Copy all entries without alteration and skip the pictures they hold.

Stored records

## Begin

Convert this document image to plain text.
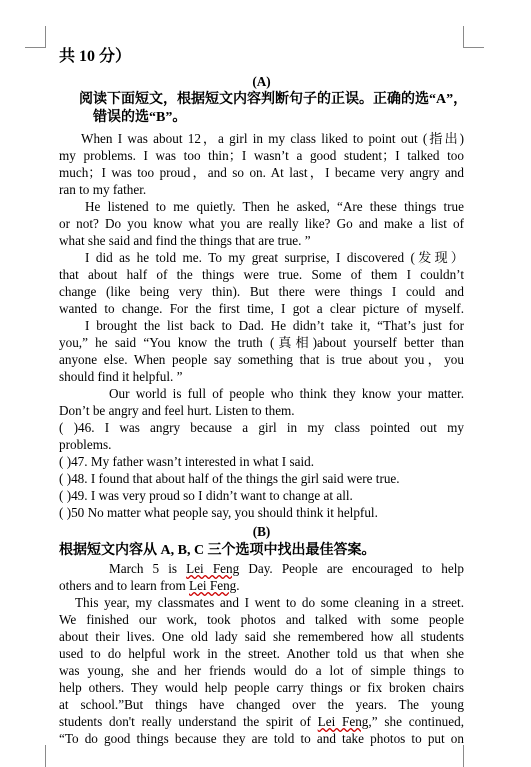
共 10 分）
(A)
阅读下面短文，根据短文内容判断句子的正误。正确的选“A”，
错误的选“B”。
When I was about 12，a girl in my class liked to point out (指出)
my problems. I was too thin；I wasn’t a good student；I talked too
much；I was too proud，and so on. At last，I became very angry and
ran to my father.
He listened to me quietly. Then he asked, “Are these things true
or not? Do you know what you are really like? Go and make a list of
what she said and find the things that are true. ”
I did as he told me. To my great surprise, I discovered (发现）
that about half of the things were true. Some of them I couldn’t
change (like being very thin). But there were things I could and
wanted to change. For the first time, I got a clear picture of myself.
I brought the list back to Dad. He didn’t take it, “That’s just for
you,” he said “You know the truth (真相)about yourself better than
anyone else. When people say something that is true about you，you
should find it helpful. ”
Our world is full of people who think they know your matter.
Don’t be angry and feel hurt. Listen to them.
( )46. I was angry because a girl in my class pointed out my
problems.
( )47. My father wasn’t interested in what I said.
( )48. I found that about half of the things the girl said were true.
( )49. I was very proud so I didn’t want to change at all.
( )50 No matter what people say, you should think it helpful.
(B)
根据短文内容从 A, B, C 三个选项中找出最佳答案。
March 5 is Lei Feng Day. People are encouraged to help
others and to learn from Lei Feng.
This year, my classmates and I went to do some cleaning in a street.
We finished our work, took photos and talked with some people
about their lives. One old lady said she remembered how all students
used to do helpful work in the street. Another told us that when she
was young, she and her friends would do a lot of simple things to
help others. They would help people carry things or fix broken chairs
at school.”But things have changed over the years. The young
students don't really understand the spirit of Lei Feng,” she continued,
“To do good things because they are told to and take photos to put on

## End

TASK ANSWER:
Convert this document image to plain text.
共 10 分）
(A)
阅读下面短文，根据短文内容判断句子的正误。正确的选“A”，
错误的选“B”。
When I was about 12，a girl in my class liked to point out (指出)
my problems. I was too thin；I wasn’t a good student；I talked too
much；I was too proud，and so on. At last，I became very angry and
ran to my father.
He listened to me quietly. Then he asked, “Are these things true
or not? Do you know what you are really like? Go and make a list of
what she said and find the things that are true. ”
I did as he told me. To my great surprise, I discovered (发现）
that about half of the things were true. Some of them I couldn’t
change (like being very thin). But there were things I could and
wanted to change. For the first time, I got a clear picture of myself.
I brought the list back to Dad. He didn’t take it, “That’s just for
you,” he said “You know the truth (真相)about yourself better than
anyone else. When people say something that is true about you，you
should find it helpful. ”
Our world is full of people who think they know your matter.
Don’t be angry and feel hurt. Listen to them.
( )46. I was angry because a girl in my class pointed out my
problems.
( )47. My father wasn’t interested in what I said.
( )48. I found that about half of the things the girl said were true.
( )49. I was very proud so I didn’t want to change at all.
( )50 No matter what people say, you should think it helpful.
(B)
根据短文内容从 A, B, C 三个选项中找出最佳答案。
March 5 is Lei Feng Day. People are encouraged to help
others and to learn from Lei Feng.
This year, my classmates and I went to do some cleaning in a street.
We finished our work, took photos and talked with some people
about their lives. One old lady said she remembered how all students
used to do helpful work in the street. Another told us that when she
was young, she and her friends would do a lot of simple things to
help others. They would help people carry things or fix broken chairs
at school.”But things have changed over the years. The young
students don't really understand the spirit of Lei Feng,” she continued,
“To do good things because they are told to and take photos to put on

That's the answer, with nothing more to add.